Stored records:
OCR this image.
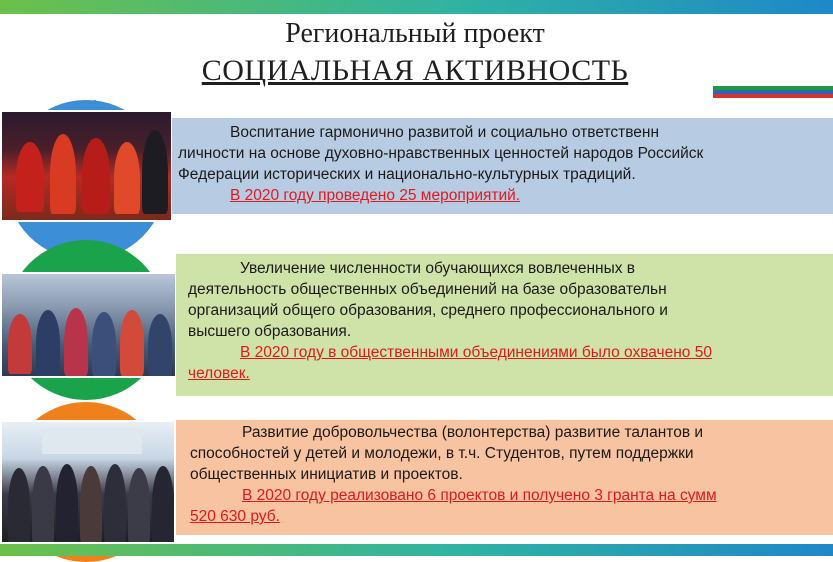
Региональный проект
СОЦИАЛЬНАЯ АКТИВНОСТЬ
Воспитание гармонично развитой и социально ответственн
личности на основе духовно-нравственных ценностей народов Российск
Федерации исторических и национально-культурных традиций.
В 2020 году проведено 25 мероприятий.
Увеличение численности обучающихся вовлеченных в
деятельность общественных объединений на базе образовательн
организаций общего образования, среднего профессионального и
высшего образования.
В 2020 году в общественными объединениями было охвачено 50
человек.
Развитие добровольчества (волонтерства) развитие талантов и
способностей у детей и молодежи, в т.ч. Студентов, путем поддержки
общественных инициатив и проектов.
В 2020 году реализовано 6 проектов и получено 3 гранта на сумм
520 630 руб.
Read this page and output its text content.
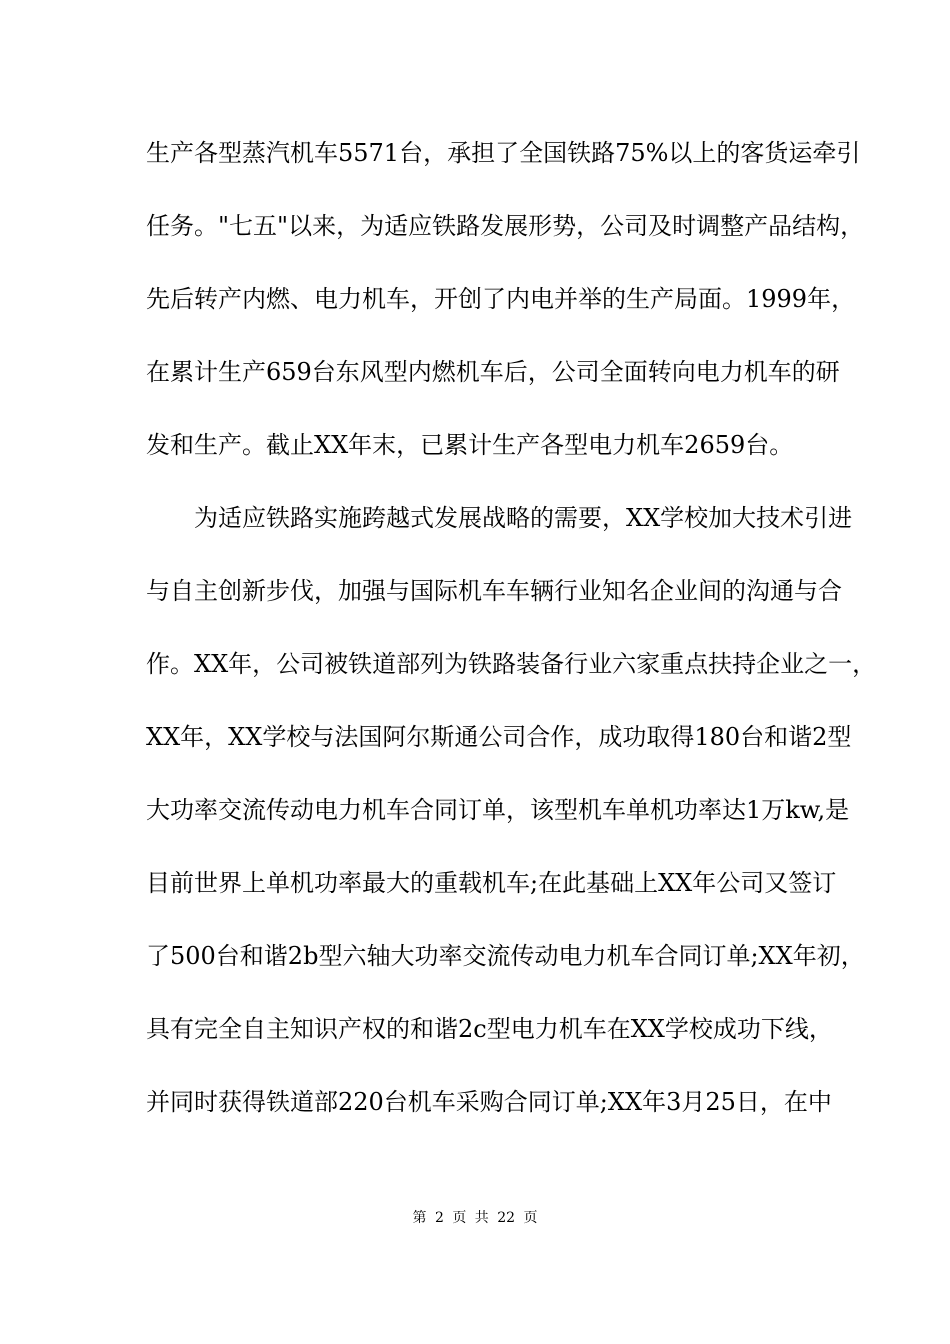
生产各型蒸汽机车5571台，承担了全国铁路75%以上的客货运牵引
任务。"七五"以来，为适应铁路发展形势，公司及时调整产品结构，
先后转产内燃、电力机车，开创了内电并举的生产局面。1999年，
在累计生产659台东风型内燃机车后，公司全面转向电力机车的研
发和生产。截止XX年末，已累计生产各型电力机车2659台。
为适应铁路实施跨越式发展战略的需要，XX学校加大技术引进
与自主创新步伐，加强与国际机车车辆行业知名企业间的沟通与合
作。XX年，公司被铁道部列为铁路装备行业六家重点扶持企业之一，
XX年，XX学校与法国阿尔斯通公司合作，成功取得180台和谐2型
大功率交流传动电力机车合同订单，该型机车单机功率达1万kw,是
目前世界上单机功率最大的重载机车;在此基础上XX年公司又签订
了500台和谐2b型六轴大功率交流传动电力机车合同订单;XX年初，
具有完全自主知识产权的和谐2c型电力机车在XX学校成功下线，
并同时获得铁道部220台机车采购合同订单;XX年3月25日，在中
第 2 页 共 22 页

§ **Directive**
Return each line from the material above exactly, but not the pictures.

§ **Final result**
OCR this image.
Региональный проект
СОЦИАЛЬНАЯ АКТИВНОСТЬ
Воспитание гармонично развитой и социально ответственн
личности на основе духовно-нравственных ценностей народов Российск
Федерации исторических и национально-культурных традиций.
В 2020 году проведено 25 мероприятий.
Увеличение численности обучающихся вовлеченных в
деятельность общественных объединений на базе образовательн
организаций общего образования, среднего профессионального и
высшего образования.
В 2020 году в общественными объединениями было охвачено 50
человек.
Развитие добровольчества (волонтерства) развитие талантов и
способностей у детей и молодежи, в т.ч. Студентов, путем поддержки
общественных инициатив и проектов.
В 2020 году реализовано 6 проектов и получено 3 гранта на сумм
520 630 руб.
Read this page and output its text content.
生产各型蒸汽机车5571台，承担了全国铁路75%以上的客货运牵引
任务。"七五"以来，为适应铁路发展形势，公司及时调整产品结构，
先后转产内燃、电力机车，开创了内电并举的生产局面。1999年，
在累计生产659台东风型内燃机车后，公司全面转向电力机车的研
发和生产。截止XX年末，已累计生产各型电力机车2659台。
为适应铁路实施跨越式发展战略的需要，XX学校加大技术引进
与自主创新步伐，加强与国际机车车辆行业知名企业间的沟通与合
作。XX年，公司被铁道部列为铁路装备行业六家重点扶持企业之一，
XX年，XX学校与法国阿尔斯通公司合作，成功取得180台和谐2型
大功率交流传动电力机车合同订单，该型机车单机功率达1万kw,是
目前世界上单机功率最大的重载机车;在此基础上XX年公司又签订
了500台和谐2b型六轴大功率交流传动电力机车合同订单;XX年初，
具有完全自主知识产权的和谐2c型电力机车在XX学校成功下线，
并同时获得铁道部220台机车采购合同订单;XX年3月25日，在中
第 2 页 共 22 页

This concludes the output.